#### Problem statement:
Among the lines of this listing, determine how many contain the string "iris". Answer with the number only.

[BEGIN Records shown]

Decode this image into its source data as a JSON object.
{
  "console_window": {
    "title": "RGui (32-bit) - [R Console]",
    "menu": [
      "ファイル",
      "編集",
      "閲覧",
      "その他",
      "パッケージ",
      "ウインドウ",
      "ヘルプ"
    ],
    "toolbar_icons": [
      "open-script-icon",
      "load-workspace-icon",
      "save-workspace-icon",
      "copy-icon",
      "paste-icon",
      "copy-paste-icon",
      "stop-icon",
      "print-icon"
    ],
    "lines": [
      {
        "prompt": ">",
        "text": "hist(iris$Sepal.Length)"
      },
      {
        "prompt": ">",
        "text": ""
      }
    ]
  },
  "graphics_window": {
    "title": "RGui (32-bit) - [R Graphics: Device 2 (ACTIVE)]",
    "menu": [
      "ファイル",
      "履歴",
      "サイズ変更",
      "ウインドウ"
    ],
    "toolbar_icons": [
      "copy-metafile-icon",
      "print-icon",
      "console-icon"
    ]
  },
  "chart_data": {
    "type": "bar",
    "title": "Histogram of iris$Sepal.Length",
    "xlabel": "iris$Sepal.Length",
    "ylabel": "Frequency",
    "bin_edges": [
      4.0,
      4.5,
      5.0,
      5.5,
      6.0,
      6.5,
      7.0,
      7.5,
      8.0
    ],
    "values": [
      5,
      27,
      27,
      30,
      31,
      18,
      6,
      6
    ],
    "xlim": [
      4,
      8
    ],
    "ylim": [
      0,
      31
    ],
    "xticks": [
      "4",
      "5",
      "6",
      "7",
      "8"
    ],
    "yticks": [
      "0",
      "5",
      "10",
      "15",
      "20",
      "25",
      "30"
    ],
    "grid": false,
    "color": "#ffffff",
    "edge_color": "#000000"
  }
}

[END Records shown]
[BEGIN Records shown]

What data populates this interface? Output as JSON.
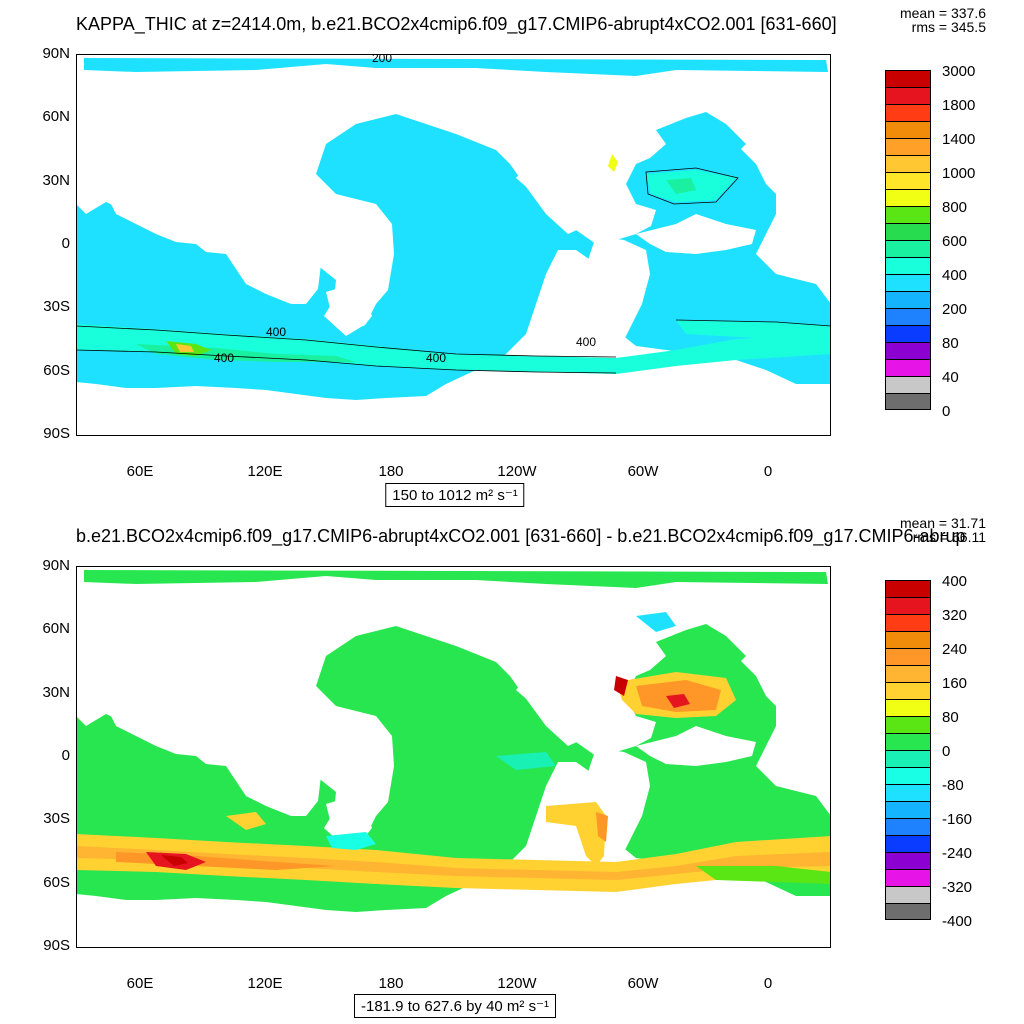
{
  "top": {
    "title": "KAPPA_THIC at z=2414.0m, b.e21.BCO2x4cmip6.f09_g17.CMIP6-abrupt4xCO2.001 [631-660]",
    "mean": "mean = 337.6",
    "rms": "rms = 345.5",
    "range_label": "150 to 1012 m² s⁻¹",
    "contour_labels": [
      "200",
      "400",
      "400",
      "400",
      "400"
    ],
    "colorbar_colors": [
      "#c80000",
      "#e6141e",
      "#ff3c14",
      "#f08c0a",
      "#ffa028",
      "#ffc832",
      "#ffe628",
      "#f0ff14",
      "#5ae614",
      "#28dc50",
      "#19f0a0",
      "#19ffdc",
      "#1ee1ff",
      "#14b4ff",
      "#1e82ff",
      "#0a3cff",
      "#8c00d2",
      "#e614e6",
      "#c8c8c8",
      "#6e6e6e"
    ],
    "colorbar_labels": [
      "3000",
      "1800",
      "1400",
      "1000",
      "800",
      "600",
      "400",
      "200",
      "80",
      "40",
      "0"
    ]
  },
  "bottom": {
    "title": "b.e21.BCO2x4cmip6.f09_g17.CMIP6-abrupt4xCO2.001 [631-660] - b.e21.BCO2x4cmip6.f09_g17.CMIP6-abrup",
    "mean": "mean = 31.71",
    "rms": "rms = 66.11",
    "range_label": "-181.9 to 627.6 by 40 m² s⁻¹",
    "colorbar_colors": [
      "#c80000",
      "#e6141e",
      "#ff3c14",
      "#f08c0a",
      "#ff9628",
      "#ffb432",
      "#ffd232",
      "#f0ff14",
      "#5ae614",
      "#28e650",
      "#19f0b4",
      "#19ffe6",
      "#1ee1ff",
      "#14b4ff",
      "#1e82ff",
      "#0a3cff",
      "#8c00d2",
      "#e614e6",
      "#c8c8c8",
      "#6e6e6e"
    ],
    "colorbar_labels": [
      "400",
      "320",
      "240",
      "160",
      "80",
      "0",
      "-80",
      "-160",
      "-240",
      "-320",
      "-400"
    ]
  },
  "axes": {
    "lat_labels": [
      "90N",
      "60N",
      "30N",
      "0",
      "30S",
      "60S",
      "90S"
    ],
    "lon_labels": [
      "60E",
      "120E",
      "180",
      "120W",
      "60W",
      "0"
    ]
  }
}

[END Records shown]

#### Result below:
3